_What the exercise asks:_
Gather every line from the entries below that includes "text".

_Records shown:_
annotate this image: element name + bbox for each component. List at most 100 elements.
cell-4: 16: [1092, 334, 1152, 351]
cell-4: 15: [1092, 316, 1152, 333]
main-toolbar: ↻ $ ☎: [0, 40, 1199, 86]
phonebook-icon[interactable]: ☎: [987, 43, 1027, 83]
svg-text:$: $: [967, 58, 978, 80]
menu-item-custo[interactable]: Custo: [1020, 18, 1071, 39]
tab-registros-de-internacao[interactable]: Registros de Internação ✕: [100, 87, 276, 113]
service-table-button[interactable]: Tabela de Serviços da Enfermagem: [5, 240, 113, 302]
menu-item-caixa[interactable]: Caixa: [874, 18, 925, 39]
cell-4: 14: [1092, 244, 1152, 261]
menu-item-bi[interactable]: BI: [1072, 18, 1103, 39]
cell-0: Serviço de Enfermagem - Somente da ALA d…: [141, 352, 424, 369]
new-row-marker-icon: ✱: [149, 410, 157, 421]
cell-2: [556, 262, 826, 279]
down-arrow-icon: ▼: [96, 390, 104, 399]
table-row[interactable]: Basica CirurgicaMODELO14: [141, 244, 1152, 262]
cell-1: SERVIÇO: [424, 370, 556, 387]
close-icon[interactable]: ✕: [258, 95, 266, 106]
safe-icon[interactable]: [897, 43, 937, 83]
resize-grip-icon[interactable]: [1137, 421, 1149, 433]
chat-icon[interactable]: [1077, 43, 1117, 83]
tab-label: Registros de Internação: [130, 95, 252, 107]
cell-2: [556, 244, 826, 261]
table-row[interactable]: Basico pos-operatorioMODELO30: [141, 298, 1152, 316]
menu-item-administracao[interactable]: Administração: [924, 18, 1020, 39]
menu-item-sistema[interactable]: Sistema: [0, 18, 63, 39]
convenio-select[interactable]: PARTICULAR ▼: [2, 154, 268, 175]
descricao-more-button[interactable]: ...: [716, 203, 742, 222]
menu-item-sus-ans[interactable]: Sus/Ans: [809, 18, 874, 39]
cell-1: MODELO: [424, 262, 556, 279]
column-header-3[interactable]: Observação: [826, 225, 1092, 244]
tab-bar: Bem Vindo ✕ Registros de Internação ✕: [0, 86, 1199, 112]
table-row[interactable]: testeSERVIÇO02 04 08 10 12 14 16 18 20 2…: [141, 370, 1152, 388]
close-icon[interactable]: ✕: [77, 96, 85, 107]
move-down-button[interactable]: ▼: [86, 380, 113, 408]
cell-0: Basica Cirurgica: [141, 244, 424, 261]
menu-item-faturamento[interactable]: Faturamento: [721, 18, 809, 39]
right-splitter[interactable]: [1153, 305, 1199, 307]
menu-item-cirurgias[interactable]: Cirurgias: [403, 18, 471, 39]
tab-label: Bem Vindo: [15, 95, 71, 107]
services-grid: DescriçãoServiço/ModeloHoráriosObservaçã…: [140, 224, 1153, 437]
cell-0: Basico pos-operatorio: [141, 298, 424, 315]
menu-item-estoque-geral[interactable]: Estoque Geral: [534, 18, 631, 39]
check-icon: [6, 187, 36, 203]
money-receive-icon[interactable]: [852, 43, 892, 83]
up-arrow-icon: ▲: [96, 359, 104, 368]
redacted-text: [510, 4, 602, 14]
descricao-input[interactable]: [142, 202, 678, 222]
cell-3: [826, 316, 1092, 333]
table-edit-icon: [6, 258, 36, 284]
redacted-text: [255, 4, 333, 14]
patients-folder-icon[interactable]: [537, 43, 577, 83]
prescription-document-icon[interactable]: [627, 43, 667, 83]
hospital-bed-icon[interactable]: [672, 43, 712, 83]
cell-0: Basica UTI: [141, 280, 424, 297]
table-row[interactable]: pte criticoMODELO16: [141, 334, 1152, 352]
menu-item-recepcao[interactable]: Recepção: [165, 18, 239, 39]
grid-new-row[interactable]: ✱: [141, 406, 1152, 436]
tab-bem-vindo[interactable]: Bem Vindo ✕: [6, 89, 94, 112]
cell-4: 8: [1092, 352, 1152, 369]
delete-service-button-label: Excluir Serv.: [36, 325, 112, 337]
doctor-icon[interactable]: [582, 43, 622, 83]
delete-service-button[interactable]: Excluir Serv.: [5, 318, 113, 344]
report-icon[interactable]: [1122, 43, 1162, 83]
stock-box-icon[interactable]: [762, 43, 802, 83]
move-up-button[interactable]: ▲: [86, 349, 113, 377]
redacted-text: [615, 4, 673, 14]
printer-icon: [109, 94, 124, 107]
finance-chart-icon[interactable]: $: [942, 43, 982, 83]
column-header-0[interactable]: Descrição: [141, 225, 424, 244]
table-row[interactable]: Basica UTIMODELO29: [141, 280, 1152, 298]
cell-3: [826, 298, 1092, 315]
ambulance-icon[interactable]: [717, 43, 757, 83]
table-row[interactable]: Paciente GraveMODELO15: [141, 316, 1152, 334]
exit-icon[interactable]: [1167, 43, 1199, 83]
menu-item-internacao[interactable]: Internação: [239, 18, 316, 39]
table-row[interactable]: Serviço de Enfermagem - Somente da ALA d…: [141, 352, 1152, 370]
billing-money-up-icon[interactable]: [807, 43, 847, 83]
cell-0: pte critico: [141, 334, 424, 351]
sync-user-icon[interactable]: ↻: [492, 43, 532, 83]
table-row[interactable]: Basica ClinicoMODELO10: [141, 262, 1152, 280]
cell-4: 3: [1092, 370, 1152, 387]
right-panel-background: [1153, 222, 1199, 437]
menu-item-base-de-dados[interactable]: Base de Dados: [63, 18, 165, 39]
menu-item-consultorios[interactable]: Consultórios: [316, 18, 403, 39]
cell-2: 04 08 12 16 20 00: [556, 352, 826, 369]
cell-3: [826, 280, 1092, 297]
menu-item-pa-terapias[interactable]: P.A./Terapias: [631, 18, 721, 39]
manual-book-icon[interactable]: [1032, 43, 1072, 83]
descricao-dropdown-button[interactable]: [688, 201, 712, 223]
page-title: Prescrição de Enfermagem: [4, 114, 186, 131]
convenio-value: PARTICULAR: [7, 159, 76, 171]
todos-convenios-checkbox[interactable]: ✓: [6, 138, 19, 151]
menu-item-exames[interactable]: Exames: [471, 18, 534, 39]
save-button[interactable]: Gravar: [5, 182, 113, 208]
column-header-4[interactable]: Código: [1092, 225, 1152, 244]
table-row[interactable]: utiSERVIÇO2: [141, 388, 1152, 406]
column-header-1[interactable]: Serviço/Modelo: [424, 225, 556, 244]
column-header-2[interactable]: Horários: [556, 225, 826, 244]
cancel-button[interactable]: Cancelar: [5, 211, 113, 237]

_Expected output:_
svg-text:$: $: [967, 58, 978, 80]
redacted-text: [510, 4, 602, 14]
redacted-text: [255, 4, 333, 14]
redacted-text: [615, 4, 673, 14]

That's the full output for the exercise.